> Data shown
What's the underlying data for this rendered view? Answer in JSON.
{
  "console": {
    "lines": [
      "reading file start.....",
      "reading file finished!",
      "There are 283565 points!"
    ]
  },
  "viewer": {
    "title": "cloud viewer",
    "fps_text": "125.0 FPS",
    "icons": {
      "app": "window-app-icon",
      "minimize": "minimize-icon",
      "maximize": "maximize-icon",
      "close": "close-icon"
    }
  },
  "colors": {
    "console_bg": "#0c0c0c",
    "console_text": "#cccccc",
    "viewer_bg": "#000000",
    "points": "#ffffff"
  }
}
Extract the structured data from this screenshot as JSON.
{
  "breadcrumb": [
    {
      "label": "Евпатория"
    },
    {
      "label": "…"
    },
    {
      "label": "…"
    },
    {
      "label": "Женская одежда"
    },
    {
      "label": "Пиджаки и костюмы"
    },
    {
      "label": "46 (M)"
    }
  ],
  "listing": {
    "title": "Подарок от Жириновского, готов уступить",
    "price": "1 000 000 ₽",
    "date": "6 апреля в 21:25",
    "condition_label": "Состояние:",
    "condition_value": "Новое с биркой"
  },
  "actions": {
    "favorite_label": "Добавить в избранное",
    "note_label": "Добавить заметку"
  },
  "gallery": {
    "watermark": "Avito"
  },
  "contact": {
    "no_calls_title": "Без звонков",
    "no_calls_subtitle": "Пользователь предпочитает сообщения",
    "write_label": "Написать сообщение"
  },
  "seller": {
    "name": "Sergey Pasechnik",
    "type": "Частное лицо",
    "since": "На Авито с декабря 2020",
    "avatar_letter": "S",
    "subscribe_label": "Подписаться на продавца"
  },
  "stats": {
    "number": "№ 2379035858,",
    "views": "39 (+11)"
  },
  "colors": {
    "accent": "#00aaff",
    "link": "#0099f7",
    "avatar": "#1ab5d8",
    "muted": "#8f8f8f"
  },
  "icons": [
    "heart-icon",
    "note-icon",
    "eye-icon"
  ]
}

> Objective
Exactly reproduce all of the entries.

> In response
What's the underlying data for this rendered view? Answer in JSON.
{
  "console": {
    "lines": [
      "reading file start.....",
      "reading file finished!",
      "There are 283565 points!"
    ]
  },
  "viewer": {
    "title": "cloud viewer",
    "fps_text": "125.0 FPS",
    "icons": {
      "app": "window-app-icon",
      "minimize": "minimize-icon",
      "maximize": "maximize-icon",
      "close": "close-icon"
    }
  },
  "colors": {
    "console_bg": "#0c0c0c",
    "console_text": "#cccccc",
    "viewer_bg": "#000000",
    "points": "#ffffff"
  }
}
Extract the structured data from this screenshot as JSON.
{
  "breadcrumb": [
    {
      "label": "Евпатория"
    },
    {
      "label": "…"
    },
    {
      "label": "…"
    },
    {
      "label": "Женская одежда"
    },
    {
      "label": "Пиджаки и костюмы"
    },
    {
      "label": "46 (M)"
    }
  ],
  "listing": {
    "title": "Подарок от Жириновского, готов уступить",
    "price": "1 000 000 ₽",
    "date": "6 апреля в 21:25",
    "condition_label": "Состояние:",
    "condition_value": "Новое с биркой"
  },
  "actions": {
    "favorite_label": "Добавить в избранное",
    "note_label": "Добавить заметку"
  },
  "gallery": {
    "watermark": "Avito"
  },
  "contact": {
    "no_calls_title": "Без звонков",
    "no_calls_subtitle": "Пользователь предпочитает сообщения",
    "write_label": "Написать сообщение"
  },
  "seller": {
    "name": "Sergey Pasechnik",
    "type": "Частное лицо",
    "since": "На Авито с декабря 2020",
    "avatar_letter": "S",
    "subscribe_label": "Подписаться на продавца"
  },
  "stats": {
    "number": "№ 2379035858,",
    "views": "39 (+11)"
  },
  "colors": {
    "accent": "#00aaff",
    "link": "#0099f7",
    "avatar": "#1ab5d8",
    "muted": "#8f8f8f"
  },
  "icons": [
    "heart-icon",
    "note-icon",
    "eye-icon"
  ]
}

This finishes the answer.